MATERIAL FOR THIS TASK ::

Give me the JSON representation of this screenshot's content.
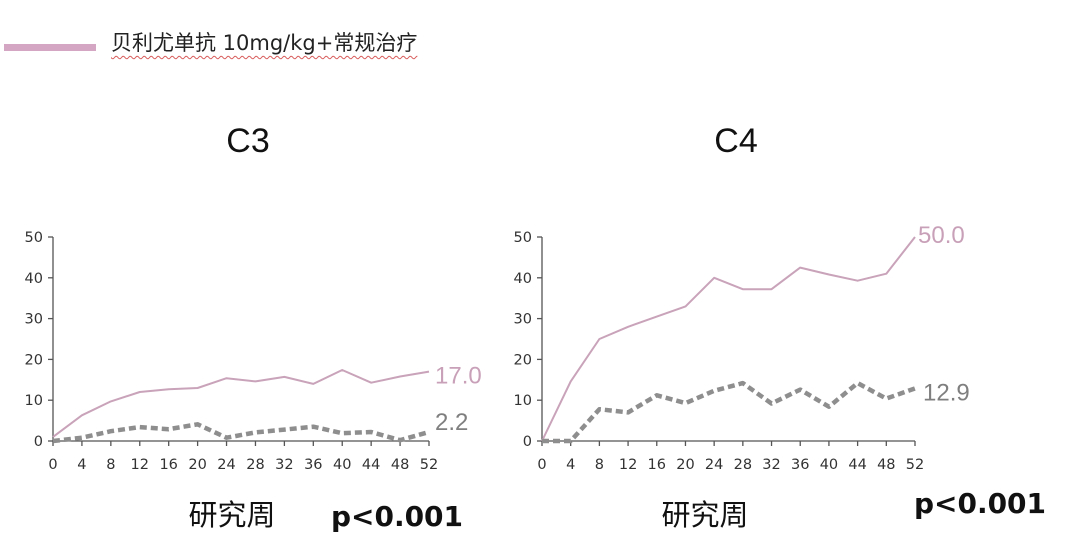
{
  "legend": {
    "label": "贝利尤单抗  10mg/kg+常规治疗",
    "color": "#d4a6c3"
  },
  "chart_data": [
    {
      "type": "line",
      "title": "C3",
      "xlabel": "研究周",
      "p_value": "p<0.001",
      "x": [
        0,
        4,
        8,
        12,
        16,
        20,
        24,
        28,
        32,
        36,
        40,
        44,
        48,
        52
      ],
      "xticks": [
        "0",
        "4",
        "8",
        "12",
        "16",
        "20",
        "24",
        "28",
        "32",
        "36",
        "40",
        "44",
        "48",
        "52"
      ],
      "yticks": [
        "0",
        "10",
        "20",
        "30",
        "40",
        "50"
      ],
      "ylim": [
        0,
        50
      ],
      "xlim": [
        0,
        52
      ],
      "series": [
        {
          "style": "solid",
          "color": "#c9a3b9",
          "values": [
            1,
            6.3,
            9.7,
            12,
            12.7,
            13,
            15.4,
            14.6,
            15.7,
            14,
            17.4,
            14.3,
            15.8,
            17.0
          ],
          "end_label": "17.0",
          "end_color": "#c8a0b8"
        },
        {
          "style": "dashed",
          "color": "#8e8e8e",
          "values": [
            0,
            0.8,
            2.4,
            3.4,
            2.9,
            4.1,
            0.8,
            2.1,
            2.8,
            3.5,
            1.9,
            2.2,
            0.2,
            2.2
          ],
          "end_label": "2.2",
          "end_color": "#7f7f7f"
        }
      ]
    },
    {
      "type": "line",
      "title": "C4",
      "xlabel": "研究周",
      "p_value": "p<0.001",
      "x": [
        0,
        4,
        8,
        12,
        16,
        20,
        24,
        28,
        32,
        36,
        40,
        44,
        48,
        52
      ],
      "xticks": [
        "0",
        "4",
        "8",
        "12",
        "16",
        "20",
        "24",
        "28",
        "32",
        "36",
        "40",
        "44",
        "48",
        "52"
      ],
      "yticks": [
        "0",
        "10",
        "20",
        "30",
        "40",
        "50"
      ],
      "ylim": [
        0,
        50
      ],
      "xlim": [
        0,
        52
      ],
      "series": [
        {
          "style": "solid",
          "color": "#c9a3b9",
          "values": [
            0,
            14.6,
            25,
            28,
            30.5,
            33,
            40,
            37.2,
            37.2,
            42.5,
            40.8,
            39.3,
            41,
            50.0
          ],
          "end_label": "50.0",
          "end_color": "#c8a0b8"
        },
        {
          "style": "dashed",
          "color": "#8e8e8e",
          "values": [
            0,
            0,
            7.8,
            7,
            11.2,
            9.3,
            12.3,
            14.2,
            9.2,
            12.6,
            8.4,
            14.2,
            10.4,
            12.9
          ],
          "end_label": "12.9",
          "end_color": "#7f7f7f"
        }
      ]
    }
  ]
}
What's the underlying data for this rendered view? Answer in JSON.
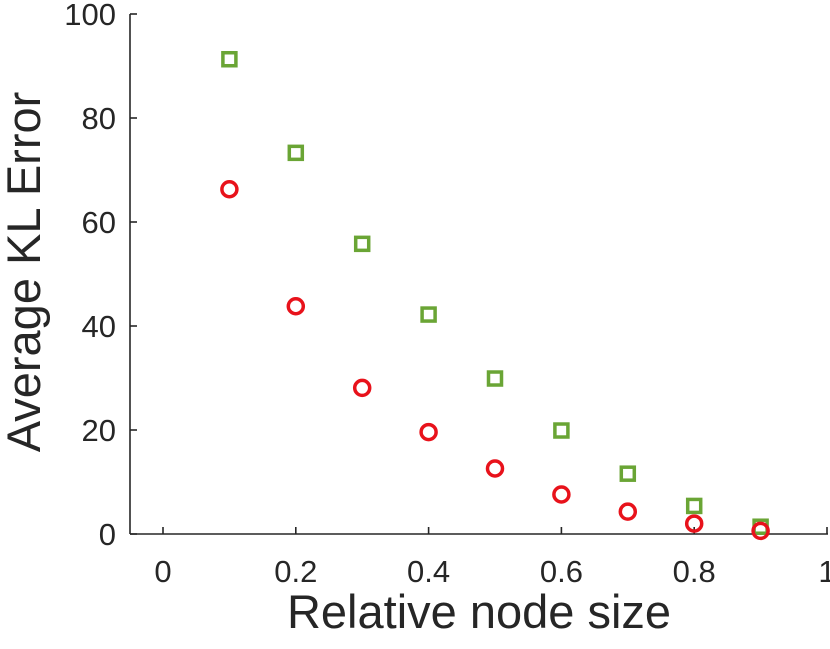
{
  "chart_data": {
    "type": "scatter",
    "title": "",
    "xlabel": "Relative node size",
    "ylabel": "Average KL Error",
    "xlim": [
      0,
      1
    ],
    "ylim": [
      0,
      100
    ],
    "xticks": [
      0,
      0.2,
      0.4,
      0.6,
      0.8,
      1
    ],
    "xtick_labels": [
      "0",
      "0.2",
      "0.4",
      "0.6",
      "0.8",
      "1"
    ],
    "yticks": [
      0,
      20,
      40,
      60,
      80,
      100
    ],
    "ytick_labels": [
      "0",
      "20",
      "40",
      "60",
      "80",
      "100"
    ],
    "grid": false,
    "legend": "none",
    "series": [
      {
        "marker": "square",
        "color": "#6aa535",
        "x": [
          0.1,
          0.2,
          0.3,
          0.4,
          0.5,
          0.6,
          0.7,
          0.8,
          0.9
        ],
        "y": [
          91.3,
          73.3,
          55.8,
          42.2,
          29.9,
          19.9,
          11.6,
          5.4,
          1.4
        ]
      },
      {
        "marker": "circle",
        "color": "#e8121b",
        "x": [
          0.1,
          0.2,
          0.3,
          0.4,
          0.5,
          0.6,
          0.7,
          0.8,
          0.9
        ],
        "y": [
          66.3,
          43.8,
          28.1,
          19.6,
          12.6,
          7.6,
          4.3,
          2.0,
          0.6
        ]
      }
    ]
  }
}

PROMPT :: Print out the material word for word, omitting the pictures.

FINAL RESULT ::
Give me the JSON representation of this screenshot's content.
{
  "legend": {
    "label": "贝利尤单抗  10mg/kg+常规治疗",
    "color": "#d4a6c3"
  },
  "chart_data": [
    {
      "type": "line",
      "title": "C3",
      "xlabel": "研究周",
      "p_value": "p<0.001",
      "x": [
        0,
        4,
        8,
        12,
        16,
        20,
        24,
        28,
        32,
        36,
        40,
        44,
        48,
        52
      ],
      "xticks": [
        "0",
        "4",
        "8",
        "12",
        "16",
        "20",
        "24",
        "28",
        "32",
        "36",
        "40",
        "44",
        "48",
        "52"
      ],
      "yticks": [
        "0",
        "10",
        "20",
        "30",
        "40",
        "50"
      ],
      "ylim": [
        0,
        50
      ],
      "xlim": [
        0,
        52
      ],
      "series": [
        {
          "style": "solid",
          "color": "#c9a3b9",
          "values": [
            1,
            6.3,
            9.7,
            12,
            12.7,
            13,
            15.4,
            14.6,
            15.7,
            14,
            17.4,
            14.3,
            15.8,
            17.0
          ],
          "end_label": "17.0",
          "end_color": "#c8a0b8"
        },
        {
          "style": "dashed",
          "color": "#8e8e8e",
          "values": [
            0,
            0.8,
            2.4,
            3.4,
            2.9,
            4.1,
            0.8,
            2.1,
            2.8,
            3.5,
            1.9,
            2.2,
            0.2,
            2.2
          ],
          "end_label": "2.2",
          "end_color": "#7f7f7f"
        }
      ]
    },
    {
      "type": "line",
      "title": "C4",
      "xlabel": "研究周",
      "p_value": "p<0.001",
      "x": [
        0,
        4,
        8,
        12,
        16,
        20,
        24,
        28,
        32,
        36,
        40,
        44,
        48,
        52
      ],
      "xticks": [
        "0",
        "4",
        "8",
        "12",
        "16",
        "20",
        "24",
        "28",
        "32",
        "36",
        "40",
        "44",
        "48",
        "52"
      ],
      "yticks": [
        "0",
        "10",
        "20",
        "30",
        "40",
        "50"
      ],
      "ylim": [
        0,
        50
      ],
      "xlim": [
        0,
        52
      ],
      "series": [
        {
          "style": "solid",
          "color": "#c9a3b9",
          "values": [
            0,
            14.6,
            25,
            28,
            30.5,
            33,
            40,
            37.2,
            37.2,
            42.5,
            40.8,
            39.3,
            41,
            50.0
          ],
          "end_label": "50.0",
          "end_color": "#c8a0b8"
        },
        {
          "style": "dashed",
          "color": "#8e8e8e",
          "values": [
            0,
            0,
            7.8,
            7,
            11.2,
            9.3,
            12.3,
            14.2,
            9.2,
            12.6,
            8.4,
            14.2,
            10.4,
            12.9
          ],
          "end_label": "12.9",
          "end_color": "#7f7f7f"
        }
      ]
    }
  ]
}
What's the underlying data for this rendered view? Answer in JSON.
{
  "chart_data": {
    "type": "scatter",
    "title": "",
    "xlabel": "Relative node size",
    "ylabel": "Average KL Error",
    "xlim": [
      0,
      1
    ],
    "ylim": [
      0,
      100
    ],
    "xticks": [
      0,
      0.2,
      0.4,
      0.6,
      0.8,
      1
    ],
    "xtick_labels": [
      "0",
      "0.2",
      "0.4",
      "0.6",
      "0.8",
      "1"
    ],
    "yticks": [
      0,
      20,
      40,
      60,
      80,
      100
    ],
    "ytick_labels": [
      "0",
      "20",
      "40",
      "60",
      "80",
      "100"
    ],
    "grid": false,
    "legend": "none",
    "series": [
      {
        "marker": "square",
        "color": "#6aa535",
        "x": [
          0.1,
          0.2,
          0.3,
          0.4,
          0.5,
          0.6,
          0.7,
          0.8,
          0.9
        ],
        "y": [
          91.3,
          73.3,
          55.8,
          42.2,
          29.9,
          19.9,
          11.6,
          5.4,
          1.4
        ]
      },
      {
        "marker": "circle",
        "color": "#e8121b",
        "x": [
          0.1,
          0.2,
          0.3,
          0.4,
          0.5,
          0.6,
          0.7,
          0.8,
          0.9
        ],
        "y": [
          66.3,
          43.8,
          28.1,
          19.6,
          12.6,
          7.6,
          4.3,
          2.0,
          0.6
        ]
      }
    ]
  }
}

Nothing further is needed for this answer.